═════ Exercise inputs
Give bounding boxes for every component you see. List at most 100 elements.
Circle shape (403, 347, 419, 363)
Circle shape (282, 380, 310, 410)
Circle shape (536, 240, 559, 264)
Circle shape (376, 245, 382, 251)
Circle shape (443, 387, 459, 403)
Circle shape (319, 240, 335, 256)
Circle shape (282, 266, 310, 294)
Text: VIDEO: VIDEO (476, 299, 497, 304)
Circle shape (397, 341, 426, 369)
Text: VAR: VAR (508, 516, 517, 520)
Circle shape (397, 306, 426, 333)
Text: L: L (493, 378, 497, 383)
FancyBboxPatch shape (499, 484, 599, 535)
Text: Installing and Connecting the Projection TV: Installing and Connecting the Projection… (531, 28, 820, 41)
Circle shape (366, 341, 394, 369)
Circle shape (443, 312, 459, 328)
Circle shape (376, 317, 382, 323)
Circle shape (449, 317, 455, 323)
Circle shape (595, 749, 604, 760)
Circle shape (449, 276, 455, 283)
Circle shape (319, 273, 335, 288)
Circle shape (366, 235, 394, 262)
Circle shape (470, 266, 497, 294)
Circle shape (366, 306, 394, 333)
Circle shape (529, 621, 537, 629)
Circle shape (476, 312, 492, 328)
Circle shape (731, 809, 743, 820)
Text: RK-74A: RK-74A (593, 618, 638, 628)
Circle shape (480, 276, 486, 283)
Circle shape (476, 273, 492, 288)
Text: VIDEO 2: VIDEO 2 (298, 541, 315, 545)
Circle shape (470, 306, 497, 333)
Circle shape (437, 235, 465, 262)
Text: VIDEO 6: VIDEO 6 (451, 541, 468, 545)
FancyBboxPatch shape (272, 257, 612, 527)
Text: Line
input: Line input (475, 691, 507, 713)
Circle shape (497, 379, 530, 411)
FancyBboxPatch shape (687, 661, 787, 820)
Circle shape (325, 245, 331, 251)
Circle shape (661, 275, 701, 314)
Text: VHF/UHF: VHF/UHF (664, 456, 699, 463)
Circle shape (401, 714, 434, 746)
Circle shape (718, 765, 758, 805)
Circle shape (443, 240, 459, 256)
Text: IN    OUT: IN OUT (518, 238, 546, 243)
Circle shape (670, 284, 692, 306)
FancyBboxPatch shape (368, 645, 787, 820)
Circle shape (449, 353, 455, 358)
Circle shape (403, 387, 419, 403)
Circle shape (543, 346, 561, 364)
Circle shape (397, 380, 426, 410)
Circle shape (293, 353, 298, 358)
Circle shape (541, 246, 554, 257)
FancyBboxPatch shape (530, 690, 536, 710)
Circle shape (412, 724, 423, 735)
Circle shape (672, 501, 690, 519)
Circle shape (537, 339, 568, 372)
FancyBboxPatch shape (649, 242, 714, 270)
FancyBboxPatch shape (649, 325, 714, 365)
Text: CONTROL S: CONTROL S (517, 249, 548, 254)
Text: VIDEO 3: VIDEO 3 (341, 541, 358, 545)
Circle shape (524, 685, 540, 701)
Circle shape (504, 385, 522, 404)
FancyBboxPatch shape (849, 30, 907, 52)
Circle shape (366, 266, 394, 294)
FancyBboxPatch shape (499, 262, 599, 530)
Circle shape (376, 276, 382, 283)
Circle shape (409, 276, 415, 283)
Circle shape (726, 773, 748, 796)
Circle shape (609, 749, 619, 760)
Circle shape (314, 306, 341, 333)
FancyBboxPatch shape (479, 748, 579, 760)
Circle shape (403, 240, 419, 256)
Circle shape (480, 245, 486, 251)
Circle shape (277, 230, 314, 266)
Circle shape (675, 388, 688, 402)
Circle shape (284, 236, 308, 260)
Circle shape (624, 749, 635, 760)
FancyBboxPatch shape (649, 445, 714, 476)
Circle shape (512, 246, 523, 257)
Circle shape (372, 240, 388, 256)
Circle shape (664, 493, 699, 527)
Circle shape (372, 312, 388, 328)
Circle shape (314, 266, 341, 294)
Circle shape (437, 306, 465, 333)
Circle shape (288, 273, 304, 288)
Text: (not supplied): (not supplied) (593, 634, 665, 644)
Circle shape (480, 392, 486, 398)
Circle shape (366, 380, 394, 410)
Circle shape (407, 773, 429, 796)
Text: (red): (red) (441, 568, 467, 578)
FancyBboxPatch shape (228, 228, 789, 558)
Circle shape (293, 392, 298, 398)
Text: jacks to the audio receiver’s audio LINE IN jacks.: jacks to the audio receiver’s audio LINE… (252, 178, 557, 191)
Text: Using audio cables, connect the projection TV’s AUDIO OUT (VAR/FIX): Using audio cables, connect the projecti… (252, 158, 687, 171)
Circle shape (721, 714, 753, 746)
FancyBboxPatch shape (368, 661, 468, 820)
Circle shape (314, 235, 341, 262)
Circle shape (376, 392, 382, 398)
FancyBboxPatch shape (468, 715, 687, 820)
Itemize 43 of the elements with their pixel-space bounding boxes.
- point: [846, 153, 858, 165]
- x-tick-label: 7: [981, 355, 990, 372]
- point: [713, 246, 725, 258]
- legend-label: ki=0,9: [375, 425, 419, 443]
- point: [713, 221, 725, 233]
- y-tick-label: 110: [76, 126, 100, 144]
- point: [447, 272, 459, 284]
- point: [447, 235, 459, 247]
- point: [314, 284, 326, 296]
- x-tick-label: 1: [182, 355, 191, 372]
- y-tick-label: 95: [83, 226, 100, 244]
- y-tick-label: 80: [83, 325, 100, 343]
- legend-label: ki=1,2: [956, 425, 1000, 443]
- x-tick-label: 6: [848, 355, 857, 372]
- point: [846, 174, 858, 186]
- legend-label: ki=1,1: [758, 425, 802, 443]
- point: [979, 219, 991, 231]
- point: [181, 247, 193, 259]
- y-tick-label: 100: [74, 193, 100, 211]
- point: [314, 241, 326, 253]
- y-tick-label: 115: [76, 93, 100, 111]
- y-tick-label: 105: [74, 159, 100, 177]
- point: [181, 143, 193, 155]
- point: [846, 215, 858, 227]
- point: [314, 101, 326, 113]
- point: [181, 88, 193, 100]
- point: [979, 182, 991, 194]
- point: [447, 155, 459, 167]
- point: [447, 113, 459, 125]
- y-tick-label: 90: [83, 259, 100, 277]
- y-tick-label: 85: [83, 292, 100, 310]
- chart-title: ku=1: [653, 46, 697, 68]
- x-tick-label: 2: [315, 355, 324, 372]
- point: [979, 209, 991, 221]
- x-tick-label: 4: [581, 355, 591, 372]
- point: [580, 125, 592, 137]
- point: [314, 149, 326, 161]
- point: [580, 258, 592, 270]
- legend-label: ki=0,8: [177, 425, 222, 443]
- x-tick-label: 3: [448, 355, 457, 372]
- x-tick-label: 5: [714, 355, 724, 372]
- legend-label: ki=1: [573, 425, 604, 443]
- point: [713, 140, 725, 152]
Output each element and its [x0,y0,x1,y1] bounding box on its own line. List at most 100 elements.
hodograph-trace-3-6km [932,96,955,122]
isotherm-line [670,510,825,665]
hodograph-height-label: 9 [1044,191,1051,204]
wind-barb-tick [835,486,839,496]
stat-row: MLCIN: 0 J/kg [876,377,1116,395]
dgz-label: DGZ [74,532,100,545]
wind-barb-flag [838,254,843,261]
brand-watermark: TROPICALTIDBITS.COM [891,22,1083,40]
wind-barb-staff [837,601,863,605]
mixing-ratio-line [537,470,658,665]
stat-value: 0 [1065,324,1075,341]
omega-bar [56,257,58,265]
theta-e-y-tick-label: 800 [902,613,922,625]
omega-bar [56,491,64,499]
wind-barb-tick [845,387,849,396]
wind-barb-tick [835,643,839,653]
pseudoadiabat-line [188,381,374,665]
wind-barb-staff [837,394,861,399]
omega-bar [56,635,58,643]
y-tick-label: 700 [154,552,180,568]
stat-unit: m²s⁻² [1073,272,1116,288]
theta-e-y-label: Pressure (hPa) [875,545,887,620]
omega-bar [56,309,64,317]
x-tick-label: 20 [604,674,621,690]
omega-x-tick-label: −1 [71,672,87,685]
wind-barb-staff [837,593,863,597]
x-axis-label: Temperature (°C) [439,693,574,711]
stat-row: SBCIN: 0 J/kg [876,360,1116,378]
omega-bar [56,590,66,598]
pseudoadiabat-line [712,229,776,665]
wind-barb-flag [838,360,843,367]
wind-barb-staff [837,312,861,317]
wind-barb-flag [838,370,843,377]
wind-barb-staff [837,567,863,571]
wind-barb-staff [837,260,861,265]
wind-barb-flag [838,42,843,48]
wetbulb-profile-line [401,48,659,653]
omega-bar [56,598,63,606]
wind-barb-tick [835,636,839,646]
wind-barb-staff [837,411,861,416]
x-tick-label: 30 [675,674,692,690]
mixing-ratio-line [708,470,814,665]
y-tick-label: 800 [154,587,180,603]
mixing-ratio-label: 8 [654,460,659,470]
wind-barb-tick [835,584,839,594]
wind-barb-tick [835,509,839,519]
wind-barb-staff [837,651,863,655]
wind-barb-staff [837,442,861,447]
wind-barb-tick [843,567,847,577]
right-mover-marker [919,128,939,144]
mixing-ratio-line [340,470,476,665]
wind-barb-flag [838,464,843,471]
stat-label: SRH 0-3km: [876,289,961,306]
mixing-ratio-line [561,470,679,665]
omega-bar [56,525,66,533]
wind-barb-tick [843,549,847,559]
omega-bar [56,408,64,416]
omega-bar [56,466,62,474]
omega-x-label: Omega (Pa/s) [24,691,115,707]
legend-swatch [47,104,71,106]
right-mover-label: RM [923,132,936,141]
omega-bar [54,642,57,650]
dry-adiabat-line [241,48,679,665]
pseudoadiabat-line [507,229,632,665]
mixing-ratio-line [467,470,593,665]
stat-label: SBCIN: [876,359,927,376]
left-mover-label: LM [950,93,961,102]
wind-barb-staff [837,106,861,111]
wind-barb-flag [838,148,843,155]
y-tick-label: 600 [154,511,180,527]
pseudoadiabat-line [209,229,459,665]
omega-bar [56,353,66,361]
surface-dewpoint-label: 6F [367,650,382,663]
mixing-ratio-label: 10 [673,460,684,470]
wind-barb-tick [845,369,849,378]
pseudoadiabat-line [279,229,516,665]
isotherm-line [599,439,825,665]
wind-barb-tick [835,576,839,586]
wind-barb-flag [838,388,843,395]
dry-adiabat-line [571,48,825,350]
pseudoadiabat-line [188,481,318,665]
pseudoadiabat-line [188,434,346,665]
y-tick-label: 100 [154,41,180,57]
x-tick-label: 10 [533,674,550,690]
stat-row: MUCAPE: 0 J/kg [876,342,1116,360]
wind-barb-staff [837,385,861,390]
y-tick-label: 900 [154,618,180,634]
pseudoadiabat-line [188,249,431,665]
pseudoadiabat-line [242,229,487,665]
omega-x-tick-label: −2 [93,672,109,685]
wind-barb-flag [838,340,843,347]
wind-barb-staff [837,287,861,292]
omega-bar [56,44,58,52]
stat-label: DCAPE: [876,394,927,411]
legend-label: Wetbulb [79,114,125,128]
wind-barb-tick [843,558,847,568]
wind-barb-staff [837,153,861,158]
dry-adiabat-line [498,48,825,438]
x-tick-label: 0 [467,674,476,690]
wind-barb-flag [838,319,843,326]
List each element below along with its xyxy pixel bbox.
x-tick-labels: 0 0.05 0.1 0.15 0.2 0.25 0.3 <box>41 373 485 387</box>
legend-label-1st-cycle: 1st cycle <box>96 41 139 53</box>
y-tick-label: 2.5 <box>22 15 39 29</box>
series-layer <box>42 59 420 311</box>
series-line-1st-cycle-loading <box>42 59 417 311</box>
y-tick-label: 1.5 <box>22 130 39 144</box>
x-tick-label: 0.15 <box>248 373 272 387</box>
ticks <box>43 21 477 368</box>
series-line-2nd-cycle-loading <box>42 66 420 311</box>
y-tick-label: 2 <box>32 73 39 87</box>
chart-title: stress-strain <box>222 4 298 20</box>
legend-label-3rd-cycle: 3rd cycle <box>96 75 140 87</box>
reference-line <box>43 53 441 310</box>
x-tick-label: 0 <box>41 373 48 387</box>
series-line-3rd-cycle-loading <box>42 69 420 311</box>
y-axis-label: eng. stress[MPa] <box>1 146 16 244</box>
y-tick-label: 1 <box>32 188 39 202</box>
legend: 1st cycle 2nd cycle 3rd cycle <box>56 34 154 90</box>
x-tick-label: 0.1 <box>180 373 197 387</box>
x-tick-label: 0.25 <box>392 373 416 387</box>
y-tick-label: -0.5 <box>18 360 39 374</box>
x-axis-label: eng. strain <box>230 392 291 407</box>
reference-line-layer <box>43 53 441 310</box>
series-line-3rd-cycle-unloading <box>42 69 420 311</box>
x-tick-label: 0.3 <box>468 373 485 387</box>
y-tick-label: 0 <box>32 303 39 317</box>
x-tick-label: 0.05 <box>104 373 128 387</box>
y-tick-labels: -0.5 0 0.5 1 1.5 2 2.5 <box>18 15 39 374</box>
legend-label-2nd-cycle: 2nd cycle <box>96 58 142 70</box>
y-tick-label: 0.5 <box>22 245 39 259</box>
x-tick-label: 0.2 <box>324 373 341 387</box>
══════════
Problem statement: Copy the material from its start through the line containing "Circle shape (397, 380, 426, 410)", with "Circle shape" renamed to "Round shape" everywhere and nothing else changed.

Answer:
Give bounding boxes for every component you see. List at most 100 elements.
Round shape (403, 347, 419, 363)
Round shape (282, 380, 310, 410)
Round shape (536, 240, 559, 264)
Round shape (376, 245, 382, 251)
Round shape (443, 387, 459, 403)
Round shape (319, 240, 335, 256)
Round shape (282, 266, 310, 294)
Text: VIDEO: VIDEO (476, 299, 497, 304)
Round shape (397, 341, 426, 369)
Text: VAR: VAR (508, 516, 517, 520)
Round shape (397, 306, 426, 333)
Text: L: L (493, 378, 497, 383)
FancyBboxPatch shape (499, 484, 599, 535)
Text: Installing and Connecting the Projection TV: Installing and Connecting the Projection… (531, 28, 820, 41)
Round shape (366, 341, 394, 369)
Round shape (443, 312, 459, 328)
Round shape (376, 317, 382, 323)
Round shape (449, 317, 455, 323)
Round shape (595, 749, 604, 760)
Round shape (449, 276, 455, 283)
Round shape (319, 273, 335, 288)
Round shape (366, 235, 394, 262)
Round shape (470, 266, 497, 294)
Round shape (366, 306, 394, 333)
Round shape (529, 621, 537, 629)
Round shape (476, 312, 492, 328)
Round shape (731, 809, 743, 820)
Text: RK-74A: RK-74A (593, 618, 638, 628)
Round shape (480, 276, 486, 283)
Round shape (476, 273, 492, 288)
Text: VIDEO 2: VIDEO 2 (298, 541, 315, 545)
Round shape (470, 306, 497, 333)
Round shape (437, 235, 465, 262)
Text: VIDEO 6: VIDEO 6 (451, 541, 468, 545)
FancyBboxPatch shape (272, 257, 612, 527)
Text: Line
input: Line input (475, 691, 507, 713)
Round shape (497, 379, 530, 411)
FancyBboxPatch shape (687, 661, 787, 820)
Round shape (325, 245, 331, 251)
Round shape (661, 275, 701, 314)
Text: VHF/UHF: VHF/UHF (664, 456, 699, 463)
Round shape (401, 714, 434, 746)
Round shape (718, 765, 758, 805)
Round shape (443, 240, 459, 256)
Text: IN    OUT: IN OUT (518, 238, 546, 243)
Round shape (670, 284, 692, 306)
FancyBboxPatch shape (368, 645, 787, 820)
Round shape (449, 353, 455, 358)
Round shape (403, 387, 419, 403)
Round shape (543, 346, 561, 364)
Round shape (397, 380, 426, 410)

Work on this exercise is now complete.